A run of records
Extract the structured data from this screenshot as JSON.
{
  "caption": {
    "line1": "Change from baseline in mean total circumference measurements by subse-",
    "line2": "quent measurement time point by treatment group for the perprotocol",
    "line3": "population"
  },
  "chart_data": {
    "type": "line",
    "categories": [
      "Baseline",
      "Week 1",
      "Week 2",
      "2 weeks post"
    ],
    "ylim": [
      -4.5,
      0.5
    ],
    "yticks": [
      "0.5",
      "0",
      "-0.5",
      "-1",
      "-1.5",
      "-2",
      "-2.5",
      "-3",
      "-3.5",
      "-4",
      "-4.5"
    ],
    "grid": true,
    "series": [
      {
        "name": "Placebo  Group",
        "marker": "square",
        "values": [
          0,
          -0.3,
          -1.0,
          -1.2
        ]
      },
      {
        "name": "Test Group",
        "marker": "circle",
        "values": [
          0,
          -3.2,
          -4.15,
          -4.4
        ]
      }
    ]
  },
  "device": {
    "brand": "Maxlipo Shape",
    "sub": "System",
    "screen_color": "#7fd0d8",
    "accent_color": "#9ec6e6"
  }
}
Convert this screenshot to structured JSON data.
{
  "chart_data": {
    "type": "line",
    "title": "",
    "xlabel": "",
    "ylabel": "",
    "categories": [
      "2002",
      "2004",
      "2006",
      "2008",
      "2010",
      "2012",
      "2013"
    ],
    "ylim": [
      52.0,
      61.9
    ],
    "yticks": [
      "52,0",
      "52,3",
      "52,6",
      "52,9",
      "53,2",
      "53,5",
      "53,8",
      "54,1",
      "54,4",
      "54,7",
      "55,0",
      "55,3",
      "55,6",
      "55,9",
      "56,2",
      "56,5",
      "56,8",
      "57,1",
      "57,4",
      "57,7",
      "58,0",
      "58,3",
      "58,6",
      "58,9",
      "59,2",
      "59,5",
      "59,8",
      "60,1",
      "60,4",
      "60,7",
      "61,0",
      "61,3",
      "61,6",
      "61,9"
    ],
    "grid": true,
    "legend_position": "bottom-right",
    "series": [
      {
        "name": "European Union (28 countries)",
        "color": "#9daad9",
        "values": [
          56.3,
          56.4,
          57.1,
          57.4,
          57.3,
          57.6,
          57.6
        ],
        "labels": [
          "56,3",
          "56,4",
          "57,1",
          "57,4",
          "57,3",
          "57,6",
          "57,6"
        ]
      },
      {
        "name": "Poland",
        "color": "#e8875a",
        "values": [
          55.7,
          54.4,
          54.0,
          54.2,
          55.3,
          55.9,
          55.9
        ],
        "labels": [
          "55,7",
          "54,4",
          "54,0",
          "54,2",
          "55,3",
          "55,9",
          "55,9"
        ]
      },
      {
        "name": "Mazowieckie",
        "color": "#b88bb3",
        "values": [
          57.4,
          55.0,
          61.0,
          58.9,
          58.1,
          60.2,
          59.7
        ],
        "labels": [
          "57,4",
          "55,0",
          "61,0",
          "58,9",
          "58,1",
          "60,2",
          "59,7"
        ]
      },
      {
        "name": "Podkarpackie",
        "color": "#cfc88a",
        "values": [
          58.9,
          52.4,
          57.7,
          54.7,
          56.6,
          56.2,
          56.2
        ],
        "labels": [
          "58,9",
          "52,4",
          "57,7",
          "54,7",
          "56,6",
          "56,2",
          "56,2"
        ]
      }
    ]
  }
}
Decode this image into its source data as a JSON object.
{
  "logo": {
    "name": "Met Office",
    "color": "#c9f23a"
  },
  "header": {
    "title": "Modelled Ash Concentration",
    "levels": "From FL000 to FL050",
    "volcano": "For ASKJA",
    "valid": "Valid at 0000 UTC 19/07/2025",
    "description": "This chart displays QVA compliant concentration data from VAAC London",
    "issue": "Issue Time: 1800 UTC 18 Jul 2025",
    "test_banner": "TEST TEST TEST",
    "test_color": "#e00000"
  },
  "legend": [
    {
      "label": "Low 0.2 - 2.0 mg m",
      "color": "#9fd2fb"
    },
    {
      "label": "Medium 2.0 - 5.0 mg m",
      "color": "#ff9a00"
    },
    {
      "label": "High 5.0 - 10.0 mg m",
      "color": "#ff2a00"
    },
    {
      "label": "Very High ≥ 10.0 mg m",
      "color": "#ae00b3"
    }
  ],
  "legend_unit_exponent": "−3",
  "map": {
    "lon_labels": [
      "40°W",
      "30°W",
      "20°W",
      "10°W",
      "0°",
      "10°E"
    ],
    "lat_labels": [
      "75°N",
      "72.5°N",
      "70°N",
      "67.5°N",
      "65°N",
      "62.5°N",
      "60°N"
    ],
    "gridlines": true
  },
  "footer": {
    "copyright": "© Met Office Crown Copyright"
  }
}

[THE TASK]:
Pick out every line above that contains the word "structured" and copy it.

[ANSWER FOR THE TASK]:
Extract the structured data from this screenshot as JSON.
Convert this screenshot to structured JSON data.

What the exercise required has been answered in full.